Records shown:
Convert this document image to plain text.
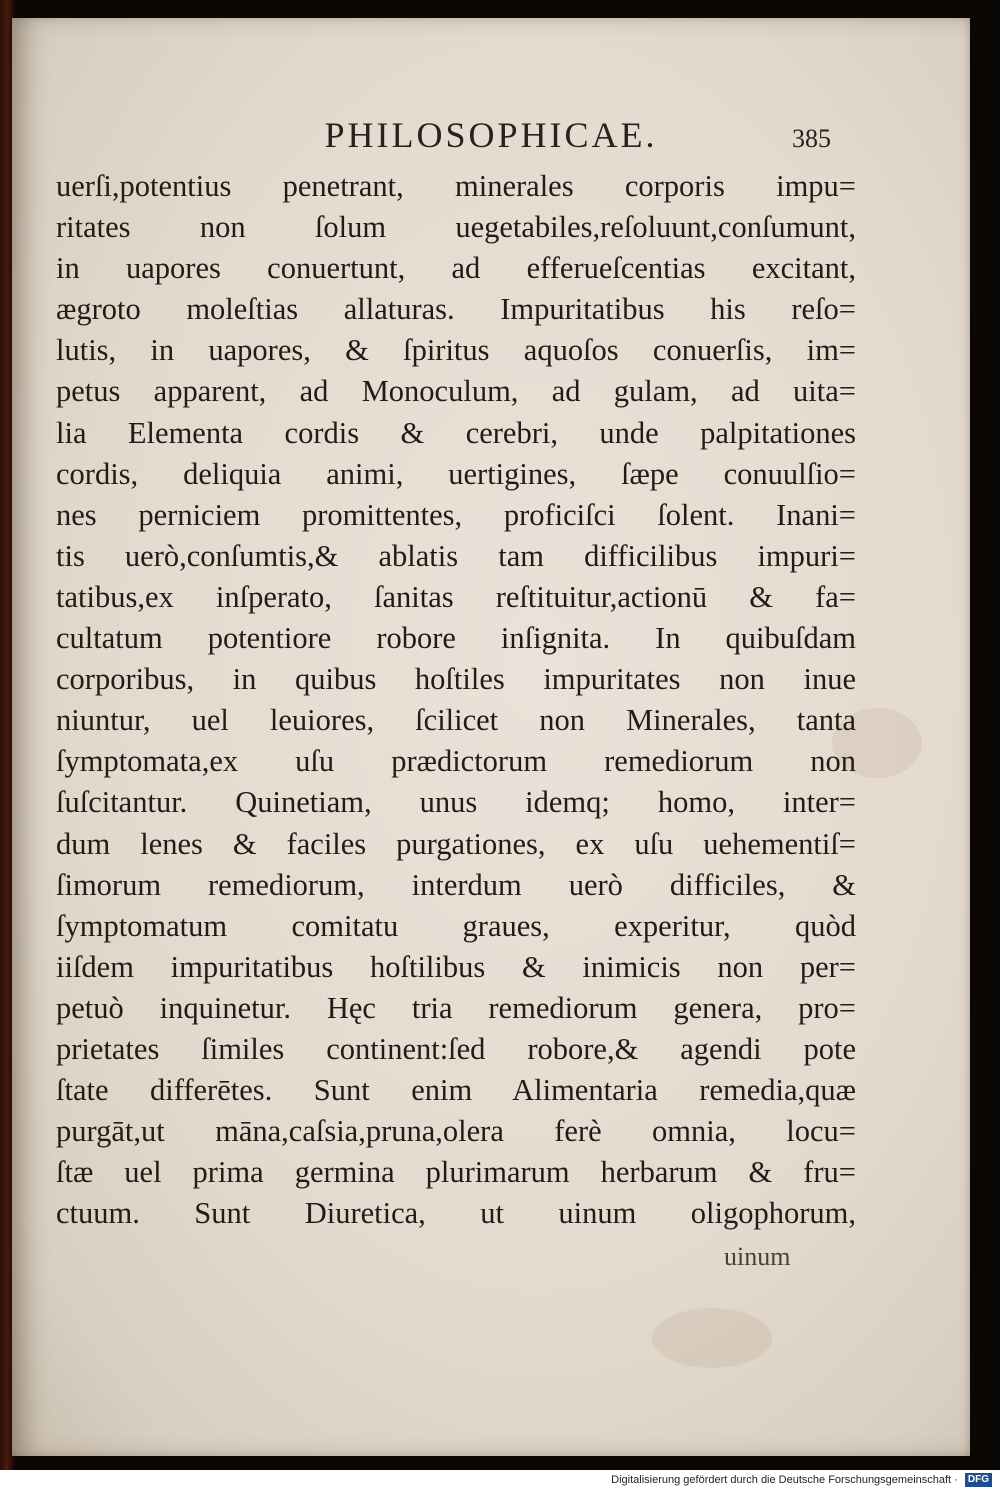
PHILOSOPHICAE.	385
uerſi,potentius penetrant, minerales corporis impu=
ritates non ſolum uegetabiles,reſoluunt,conſumunt,
in uapores conuertunt, ad efferueſcentias excitant,
ægroto moleſtias allaturas. Impuritatibus his reſo=
lutis, in uapores, & ſpiritus aquoſos conuerſis, im=
petus apparent, ad Monoculum, ad gulam, ad uita=
lia Elementa cordis & cerebri, unde palpitationes
cordis, deliquia animi, uertigines, ſæpe conuulſio=
nes perniciem promittentes, proficiſci ſolent. Inani=
tis uerò,conſumtis,& ablatis tam difficilibus impuri=
tatibus,ex inſperato, ſanitas reſtituitur,actionū & fa=
cultatum potentiore robore inſignita. In quibuſdam
corporibus, in quibus hoſtiles impuritates non inue
niuntur, uel leuiores, ſcilicet non Minerales, tanta
ſymptomata,ex uſu prædictorum remediorum non
ſuſcitantur. Quinetiam, unus idemq; homo, inter=
dum lenes & faciles purgationes, ex uſu uehementiſ=
ſimorum remediorum, interdum uerò difficiles, &
ſymptomatum comitatu graues, experitur, quòd
iiſdem impuritatibus hoſtilibus & inimicis non per=
petuò inquinetur. Hęc tria remediorum genera, pro=
prietates ſimiles continent:ſed robore,& agendi pote
ſtate differētes. Sunt enim Alimentaria remedia,quæ
purgāt,ut māna,caſsia,pruna,olera ferè omnia, locu=
ſtæ uel prima germina plurimarum herbarum & fru=
ctuum. Sunt Diuretica, ut uinum oligophorum,
uinum
Digitalisierung gefördert durch die Deutsche Forschungsgemeinschaft · DFG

Exercise directions:
Copy the records exactly as they appear, excluding images.

Exercise answer:
Convert this document image to plain text.
PHILOSOPHICAE.	385
uerſi,potentius penetrant, minerales corporis impu=
ritates non ſolum uegetabiles,reſoluunt,conſumunt,
in uapores conuertunt, ad efferueſcentias excitant,
ægroto moleſtias allaturas. Impuritatibus his reſo=
lutis, in uapores, & ſpiritus aquoſos conuerſis, im=
petus apparent, ad Monoculum, ad gulam, ad uita=
lia Elementa cordis & cerebri, unde palpitationes
cordis, deliquia animi, uertigines, ſæpe conuulſio=
nes perniciem promittentes, proficiſci ſolent. Inani=
tis uerò,conſumtis,& ablatis tam difficilibus impuri=
tatibus,ex inſperato, ſanitas reſtituitur,actionū & fa=
cultatum potentiore robore inſignita. In quibuſdam
corporibus, in quibus hoſtiles impuritates non inue
niuntur, uel leuiores, ſcilicet non Minerales, tanta
ſymptomata,ex uſu prædictorum remediorum non
ſuſcitantur. Quinetiam, unus idemq; homo, inter=
dum lenes & faciles purgationes, ex uſu uehementiſ=
ſimorum remediorum, interdum uerò difficiles, &
ſymptomatum comitatu graues, experitur, quòd
iiſdem impuritatibus hoſtilibus & inimicis non per=
petuò inquinetur. Hęc tria remediorum genera, pro=
prietates ſimiles continent:ſed robore,& agendi pote
ſtate differētes. Sunt enim Alimentaria remedia,quæ
purgāt,ut māna,caſsia,pruna,olera ferè omnia, locu=
ſtæ uel prima germina plurimarum herbarum & fru=
ctuum. Sunt Diuretica, ut uinum oligophorum,
uinum
Digitalisierung gefördert durch die Deutsche Forschungsgemeinschaft · DFG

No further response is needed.